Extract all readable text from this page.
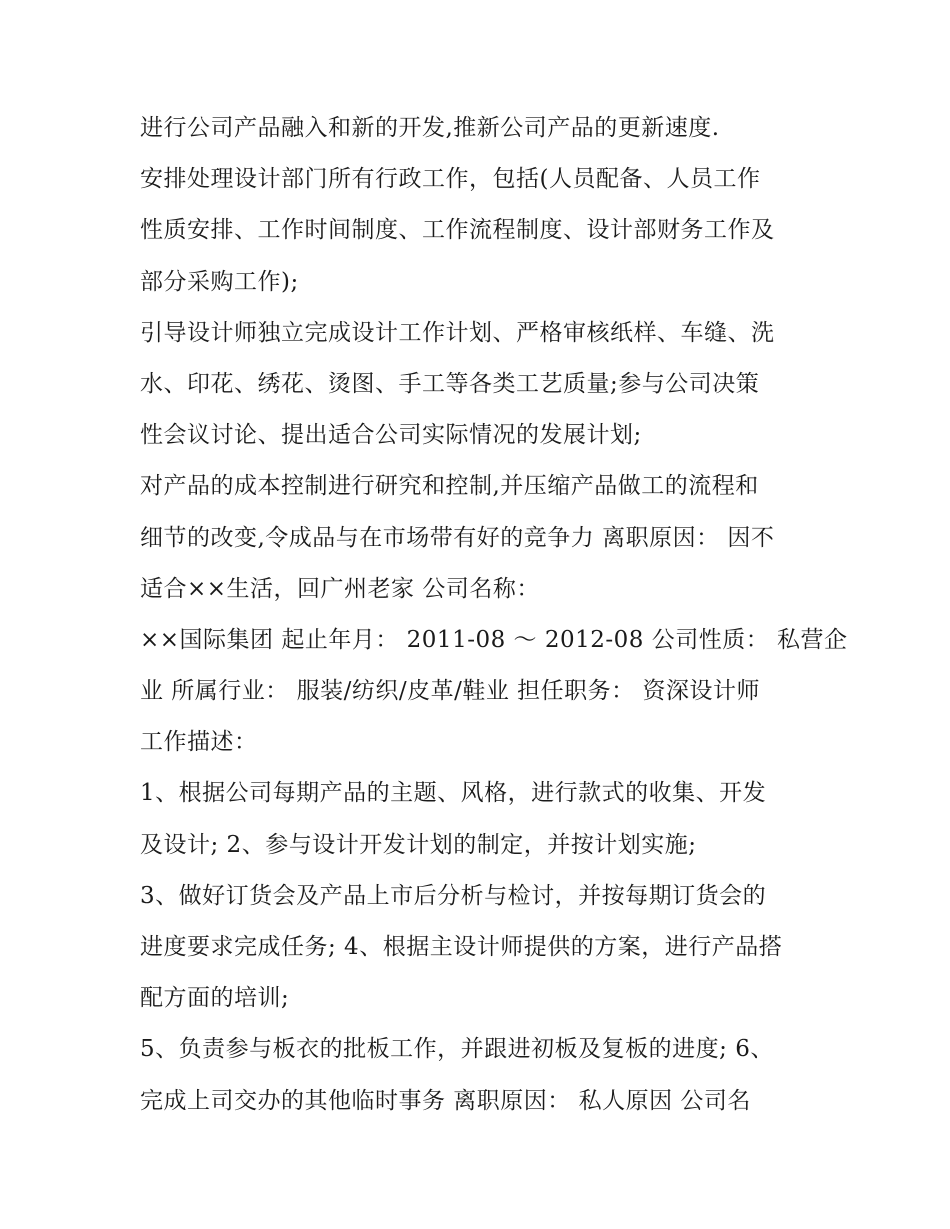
进行公司产品融入和新的开发,推新公司产品的更新速度.
安排处理设计部门所有行政工作，包括(人员配备、人员工作
性质安排、工作时间制度、工作流程制度、设计部财务工作及
部分采购工作);
引导设计师独立完成设计工作计划、严格审核纸样、车缝、洗
水、印花、绣花、烫图、手工等各类工艺质量;参与公司决策
性会议讨论、提出适合公司实际情况的发展计划;
对产品的成本控制进行研究和控制,并压缩产品做工的流程和
细节的改变,令成品与在市场带有好的竞争力 离职原因： 因不
适合××生活，回广州老家 公司名称：
××国际集团 起止年月： 2011-08 ～ 2012-08 公司性质： 私营企
业 所属行业： 服装/纺织/皮革/鞋业 担任职务： 资深设计师
工作描述：
1、根据公司每期产品的主题、风格，进行款式的收集、开发
及设计; 2、参与设计开发计划的制定，并按计划实施;
3、做好订货会及产品上市后分析与检讨，并按每期订货会的
进度要求完成任务; 4、根据主设计师提供的方案，进行产品搭
配方面的培训;
5、负责参与板衣的批板工作，并跟进初板及复板的进度; 6、
完成上司交办的其他临时事务 离职原因： 私人原因 公司名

***

In the records above, how many lines contain the string "离职原因"? State that number only.

## [Response]
2